Written request: Could you write out these records again, substituting "grid line" for "gridline" wherever it appears and changing nothing else? Leave the pictures out.

Exercise inputs:
····················
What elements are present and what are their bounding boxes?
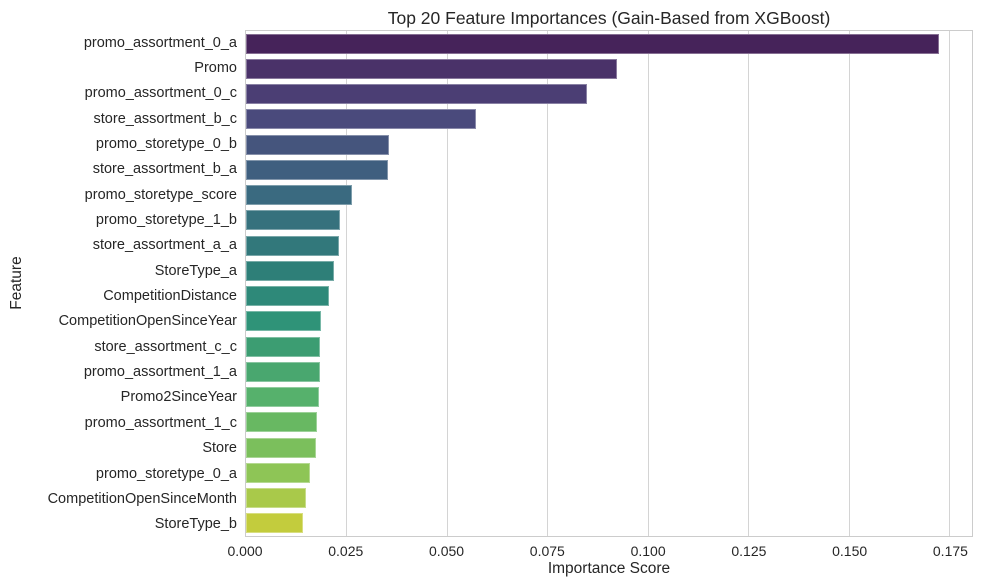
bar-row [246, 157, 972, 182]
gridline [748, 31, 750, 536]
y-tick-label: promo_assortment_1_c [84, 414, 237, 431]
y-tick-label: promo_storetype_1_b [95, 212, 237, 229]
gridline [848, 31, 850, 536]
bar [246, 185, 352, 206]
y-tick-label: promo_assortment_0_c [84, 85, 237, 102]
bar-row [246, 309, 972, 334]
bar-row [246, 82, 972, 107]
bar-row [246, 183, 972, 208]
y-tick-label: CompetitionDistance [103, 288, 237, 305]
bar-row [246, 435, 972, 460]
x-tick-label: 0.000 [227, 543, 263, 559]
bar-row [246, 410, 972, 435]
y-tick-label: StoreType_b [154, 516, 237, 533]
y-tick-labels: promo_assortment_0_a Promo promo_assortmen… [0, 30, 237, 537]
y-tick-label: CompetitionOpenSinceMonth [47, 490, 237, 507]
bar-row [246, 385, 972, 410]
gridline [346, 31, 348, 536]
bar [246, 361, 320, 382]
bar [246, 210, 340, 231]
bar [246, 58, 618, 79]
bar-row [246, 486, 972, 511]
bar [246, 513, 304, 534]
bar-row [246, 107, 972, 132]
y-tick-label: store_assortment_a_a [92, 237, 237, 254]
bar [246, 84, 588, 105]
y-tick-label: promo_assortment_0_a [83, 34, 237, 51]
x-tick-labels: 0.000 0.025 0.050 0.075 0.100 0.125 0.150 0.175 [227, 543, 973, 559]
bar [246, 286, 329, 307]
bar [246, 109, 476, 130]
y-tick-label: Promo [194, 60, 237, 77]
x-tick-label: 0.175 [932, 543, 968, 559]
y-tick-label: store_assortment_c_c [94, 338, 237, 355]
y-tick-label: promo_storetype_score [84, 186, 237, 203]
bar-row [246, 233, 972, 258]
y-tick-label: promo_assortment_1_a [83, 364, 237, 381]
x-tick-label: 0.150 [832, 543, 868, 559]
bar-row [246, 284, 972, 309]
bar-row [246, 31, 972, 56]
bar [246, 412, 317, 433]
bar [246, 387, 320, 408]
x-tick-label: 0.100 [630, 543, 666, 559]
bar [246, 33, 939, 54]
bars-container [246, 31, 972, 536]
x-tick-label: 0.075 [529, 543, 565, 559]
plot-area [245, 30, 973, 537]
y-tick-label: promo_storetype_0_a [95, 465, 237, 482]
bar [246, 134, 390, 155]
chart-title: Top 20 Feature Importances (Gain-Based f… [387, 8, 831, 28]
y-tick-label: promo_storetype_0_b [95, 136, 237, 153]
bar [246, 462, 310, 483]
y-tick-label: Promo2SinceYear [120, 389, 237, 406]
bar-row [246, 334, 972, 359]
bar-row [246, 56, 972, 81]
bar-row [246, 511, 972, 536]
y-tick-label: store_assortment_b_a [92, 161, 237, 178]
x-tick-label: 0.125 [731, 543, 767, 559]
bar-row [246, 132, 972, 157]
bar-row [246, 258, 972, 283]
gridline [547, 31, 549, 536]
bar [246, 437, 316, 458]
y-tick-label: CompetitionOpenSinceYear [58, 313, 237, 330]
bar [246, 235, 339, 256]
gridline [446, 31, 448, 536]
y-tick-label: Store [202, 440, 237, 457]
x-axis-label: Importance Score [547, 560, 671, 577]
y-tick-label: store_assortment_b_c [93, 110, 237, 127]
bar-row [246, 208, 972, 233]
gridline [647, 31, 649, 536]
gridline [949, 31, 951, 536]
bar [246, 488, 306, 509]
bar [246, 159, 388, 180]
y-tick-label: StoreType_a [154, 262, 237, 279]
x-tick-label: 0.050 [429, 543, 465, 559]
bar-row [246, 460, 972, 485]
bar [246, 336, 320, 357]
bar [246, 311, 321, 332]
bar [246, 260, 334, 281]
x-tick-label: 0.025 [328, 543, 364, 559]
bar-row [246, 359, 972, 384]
····················
Solution below:
What elements are present and what are their bounding boxes?
bar-row [246, 157, 972, 182]
grid line [748, 31, 750, 536]
y-tick-label: promo_assortment_1_c [84, 414, 237, 431]
y-tick-label: promo_storetype_1_b [95, 212, 237, 229]
grid line [848, 31, 850, 536]
bar [246, 185, 352, 206]
y-tick-label: promo_assortment_0_c [84, 85, 237, 102]
bar-row [246, 309, 972, 334]
bar-row [246, 82, 972, 107]
bar-row [246, 183, 972, 208]
y-tick-label: CompetitionDistance [103, 288, 237, 305]
bar-row [246, 435, 972, 460]
x-tick-label: 0.000 [227, 543, 263, 559]
bar-row [246, 410, 972, 435]
y-tick-label: StoreType_b [154, 516, 237, 533]
y-tick-labels: promo_assortment_0_a Promo promo_assortmen… [0, 30, 237, 537]
y-tick-label: CompetitionOpenSinceMonth [47, 490, 237, 507]
bar-row [246, 385, 972, 410]
grid line [346, 31, 348, 536]
bar [246, 361, 320, 382]
bar [246, 210, 340, 231]
bar [246, 58, 618, 79]
bar-row [246, 486, 972, 511]
bar [246, 513, 304, 534]
bar-row [246, 107, 972, 132]
y-tick-label: store_assortment_a_a [92, 237, 237, 254]
bar [246, 84, 588, 105]
y-tick-label: promo_assortment_0_a [83, 34, 237, 51]
x-tick-labels: 0.000 0.025 0.050 0.075 0.100 0.125 0.150 0.175 [227, 543, 973, 559]
bar [246, 286, 329, 307]
bar [246, 109, 476, 130]
y-tick-label: Promo [194, 60, 237, 77]
x-tick-label: 0.175 [932, 543, 968, 559]
y-tick-label: store_assortment_c_c [94, 338, 237, 355]
y-tick-label: promo_storetype_score [84, 186, 237, 203]
bar-row [246, 233, 972, 258]
y-tick-label: promo_assortment_1_a [83, 364, 237, 381]
x-tick-label: 0.150 [832, 543, 868, 559]
bar-row [246, 284, 972, 309]
bar-row [246, 31, 972, 56]
bar [246, 412, 317, 433]
bar [246, 387, 320, 408]
x-tick-label: 0.100 [630, 543, 666, 559]
bar [246, 33, 939, 54]
bars-container [246, 31, 972, 536]
x-tick-label: 0.075 [529, 543, 565, 559]
plot-area [245, 30, 973, 537]
y-tick-label: promo_storetype_0_a [95, 465, 237, 482]
bar [246, 134, 390, 155]
chart-title: Top 20 Feature Importances (Gain-Based f… [387, 8, 831, 28]
y-tick-label: promo_storetype_0_b [95, 136, 237, 153]
bar [246, 462, 310, 483]
y-tick-label: Promo2SinceYear [120, 389, 237, 406]
bar-row [246, 334, 972, 359]
bar-row [246, 56, 972, 81]
bar-row [246, 511, 972, 536]
y-tick-label: store_assortment_b_a [92, 161, 237, 178]
x-tick-label: 0.125 [731, 543, 767, 559]
bar-row [246, 132, 972, 157]
bar-row [246, 258, 972, 283]
grid line [547, 31, 549, 536]
bar [246, 437, 316, 458]
y-tick-label: CompetitionOpenSinceYear [58, 313, 237, 330]
bar [246, 235, 339, 256]
grid line [446, 31, 448, 536]
y-tick-label: Store [202, 440, 237, 457]
x-axis-label: Importance Score [547, 560, 671, 577]
y-tick-label: store_assortment_b_c [93, 110, 237, 127]
bar-row [246, 208, 972, 233]
grid line [647, 31, 649, 536]
grid line [949, 31, 951, 536]
bar [246, 488, 306, 509]
bar [246, 159, 388, 180]
y-tick-label: StoreType_a [154, 262, 237, 279]
x-tick-label: 0.050 [429, 543, 465, 559]
bar-row [246, 460, 972, 485]
bar [246, 336, 320, 357]
bar [246, 311, 321, 332]
bar [246, 260, 334, 281]
x-tick-label: 0.025 [328, 543, 364, 559]
bar-row [246, 359, 972, 384]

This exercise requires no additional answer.